Stated exercise: Leave out the pictures and repeat the data exactly.

** start of Given records **

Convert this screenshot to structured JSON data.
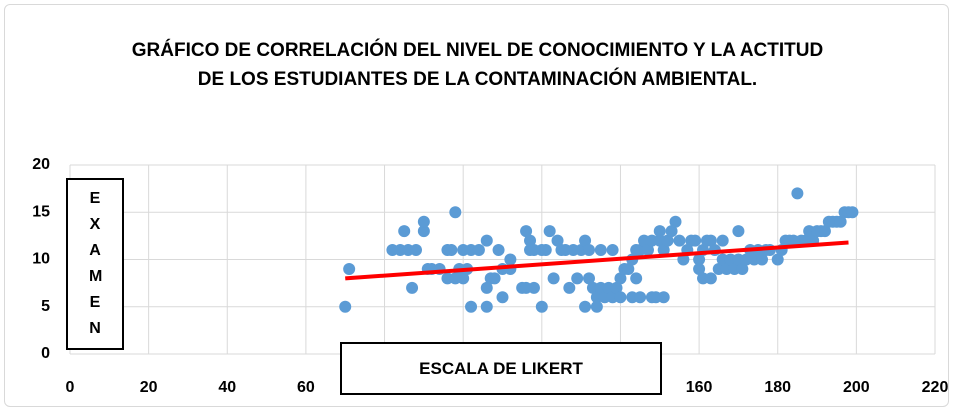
{
  "chart_data": {
    "type": "scatter",
    "title": "GRÁFICO DE CORRELACIÓN DEL NIVEL DE CONOCIMIENTO Y LA ACTITUD DE LOS ESTUDIANTES DE LA CONTAMINACIÓN AMBIENTAL.",
    "x_label": "ESCALA DE LIKERT",
    "y_label": "EXAMEN",
    "color": "#5b9bd5",
    "x": [
      70,
      71,
      82,
      84,
      85,
      86,
      87,
      88,
      90,
      90,
      91,
      92,
      94,
      96,
      96,
      97,
      98,
      98,
      99,
      100,
      100,
      101,
      102,
      102,
      104,
      106,
      106,
      106,
      107,
      108,
      109,
      110,
      110,
      112,
      112,
      115,
      116,
      116,
      117,
      117,
      118,
      118,
      120,
      120,
      121,
      122,
      123,
      124,
      125,
      126,
      127,
      128,
      129,
      130,
      131,
      131,
      132,
      132,
      133,
      134,
      134,
      135,
      135,
      136,
      137,
      138,
      138,
      139,
      140,
      140,
      141,
      142,
      143,
      143,
      144,
      144,
      145,
      145,
      146,
      147,
      148,
      148,
      149,
      150,
      150,
      151,
      151,
      152,
      153,
      154,
      155,
      156,
      157,
      158,
      159,
      160,
      160,
      161,
      161,
      162,
      163,
      163,
      164,
      165,
      166,
      166,
      167,
      168,
      169,
      170,
      170,
      171,
      172,
      173,
      174,
      175,
      176,
      177,
      178,
      180,
      181,
      182,
      183,
      184,
      185,
      186,
      187,
      188,
      189,
      190,
      191,
      192,
      193,
      194,
      195,
      196,
      197,
      198,
      199
    ],
    "y": [
      5,
      9,
      11,
      11,
      13,
      11,
      7,
      11,
      13,
      14,
      9,
      9,
      9,
      11,
      8,
      11,
      8,
      15,
      9,
      11,
      8,
      9,
      11,
      5,
      11,
      5,
      7,
      12,
      8,
      8,
      11,
      6,
      9,
      10,
      9,
      7,
      13,
      7,
      11,
      12,
      11,
      7,
      11,
      5,
      11,
      13,
      8,
      12,
      11,
      11,
      7,
      11,
      8,
      11,
      12,
      5,
      8,
      11,
      7,
      6,
      5,
      7,
      11,
      6,
      7,
      6,
      11,
      7,
      8,
      6,
      9,
      9,
      10,
      6,
      11,
      8,
      11,
      6,
      12,
      11,
      6,
      12,
      6,
      12,
      13,
      6,
      11,
      12,
      13,
      14,
      12,
      10,
      11,
      12,
      12,
      10,
      9,
      11,
      8,
      12,
      8,
      12,
      11,
      9,
      12,
      10,
      9,
      10,
      9,
      13,
      10,
      9,
      10,
      11,
      10,
      11,
      10,
      11,
      11,
      10,
      11,
      12,
      12,
      12,
      17,
      12,
      12,
      13,
      12,
      13,
      13,
      13,
      14,
      14,
      14,
      14,
      15,
      15,
      15
    ],
    "trendline": {
      "x": [
        70,
        198
      ],
      "y": [
        8.0,
        11.8
      ],
      "color": "#ff0000"
    },
    "xlim": [
      0,
      220
    ],
    "xticks": [
      0,
      20,
      40,
      60,
      80,
      100,
      120,
      140,
      160,
      180,
      200,
      220
    ],
    "ylim": [
      0,
      20
    ],
    "yticks": [
      0,
      5,
      10,
      15,
      20
    ],
    "grid": true
  }
}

** end of Given records **

Exercise solution:
Convert this screenshot to structured JSON data.
{
  "chart_data": {
    "type": "scatter",
    "title": "GRÁFICO DE CORRELACIÓN DEL NIVEL DE CONOCIMIENTO Y LA ACTITUD DE LOS ESTUDIANTES DE LA CONTAMINACIÓN AMBIENTAL.",
    "x_label": "ESCALA DE LIKERT",
    "y_label": "EXAMEN",
    "color": "#5b9bd5",
    "x": [
      70,
      71,
      82,
      84,
      85,
      86,
      87,
      88,
      90,
      90,
      91,
      92,
      94,
      96,
      96,
      97,
      98,
      98,
      99,
      100,
      100,
      101,
      102,
      102,
      104,
      106,
      106,
      106,
      107,
      108,
      109,
      110,
      110,
      112,
      112,
      115,
      116,
      116,
      117,
      117,
      118,
      118,
      120,
      120,
      121,
      122,
      123,
      124,
      125,
      126,
      127,
      128,
      129,
      130,
      131,
      131,
      132,
      132,
      133,
      134,
      134,
      135,
      135,
      136,
      137,
      138,
      138,
      139,
      140,
      140,
      141,
      142,
      143,
      143,
      144,
      144,
      145,
      145,
      146,
      147,
      148,
      148,
      149,
      150,
      150,
      151,
      151,
      152,
      153,
      154,
      155,
      156,
      157,
      158,
      159,
      160,
      160,
      161,
      161,
      162,
      163,
      163,
      164,
      165,
      166,
      166,
      167,
      168,
      169,
      170,
      170,
      171,
      172,
      173,
      174,
      175,
      176,
      177,
      178,
      180,
      181,
      182,
      183,
      184,
      185,
      186,
      187,
      188,
      189,
      190,
      191,
      192,
      193,
      194,
      195,
      196,
      197,
      198,
      199
    ],
    "y": [
      5,
      9,
      11,
      11,
      13,
      11,
      7,
      11,
      13,
      14,
      9,
      9,
      9,
      11,
      8,
      11,
      8,
      15,
      9,
      11,
      8,
      9,
      11,
      5,
      11,
      5,
      7,
      12,
      8,
      8,
      11,
      6,
      9,
      10,
      9,
      7,
      13,
      7,
      11,
      12,
      11,
      7,
      11,
      5,
      11,
      13,
      8,
      12,
      11,
      11,
      7,
      11,
      8,
      11,
      12,
      5,
      8,
      11,
      7,
      6,
      5,
      7,
      11,
      6,
      7,
      6,
      11,
      7,
      8,
      6,
      9,
      9,
      10,
      6,
      11,
      8,
      11,
      6,
      12,
      11,
      6,
      12,
      6,
      12,
      13,
      6,
      11,
      12,
      13,
      14,
      12,
      10,
      11,
      12,
      12,
      10,
      9,
      11,
      8,
      12,
      8,
      12,
      11,
      9,
      12,
      10,
      9,
      10,
      9,
      13,
      10,
      9,
      10,
      11,
      10,
      11,
      10,
      11,
      11,
      10,
      11,
      12,
      12,
      12,
      17,
      12,
      12,
      13,
      12,
      13,
      13,
      13,
      14,
      14,
      14,
      14,
      15,
      15,
      15
    ],
    "trendline": {
      "x": [
        70,
        198
      ],
      "y": [
        8.0,
        11.8
      ],
      "color": "#ff0000"
    },
    "xlim": [
      0,
      220
    ],
    "xticks": [
      0,
      20,
      40,
      60,
      80,
      100,
      120,
      140,
      160,
      180,
      200,
      220
    ],
    "ylim": [
      0,
      20
    ],
    "yticks": [
      0,
      5,
      10,
      15,
      20
    ],
    "grid": true
  }
}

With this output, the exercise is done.